>> BEGIN

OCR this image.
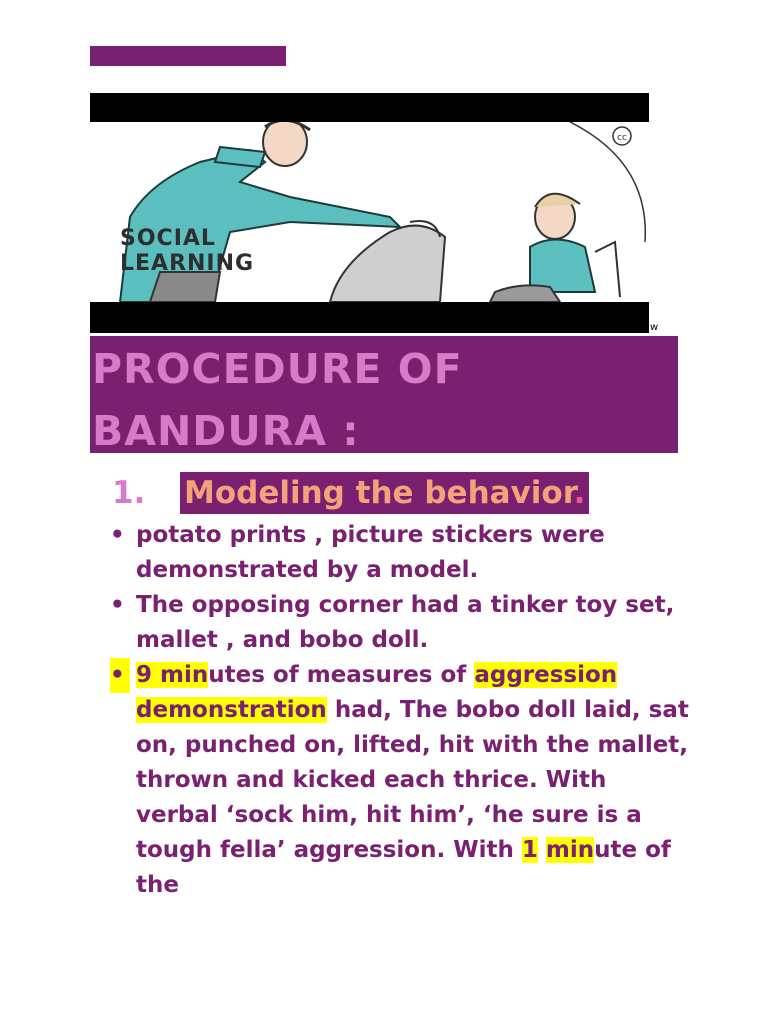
cc
SOCIAL
LEARNING
w
PROCEDURE OF
BANDURA :
1. Modeling the behavior.
• potato prints , picture stickers were demonstrated by a model.
• The opposing corner had a tinker toy set, mallet , and bobo doll.
• 9 minutes of measures of aggression demonstration had, The bobo doll laid, sat on, punched on, lifted, hit with the mallet, thrown and kicked each thrice. With verbal ‘sock him, hit him’, ‘he sure is a tough fella’ aggression. With 1 minute of the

>> END

Task to carry out
Extract every line containing the string "bobo" from the material.

Answer to the problem
• The opposing corner had a tinker toy set, mallet , and bobo doll.
• 9 minutes of measures of aggression demonstration had, The bobo doll laid, sat on, punched on, lifted, hit with the mallet, thrown and kicked each thrice. With verbal ‘sock him, hit him’, ‘he sure is a tough fella’ aggression. With 1 minute of the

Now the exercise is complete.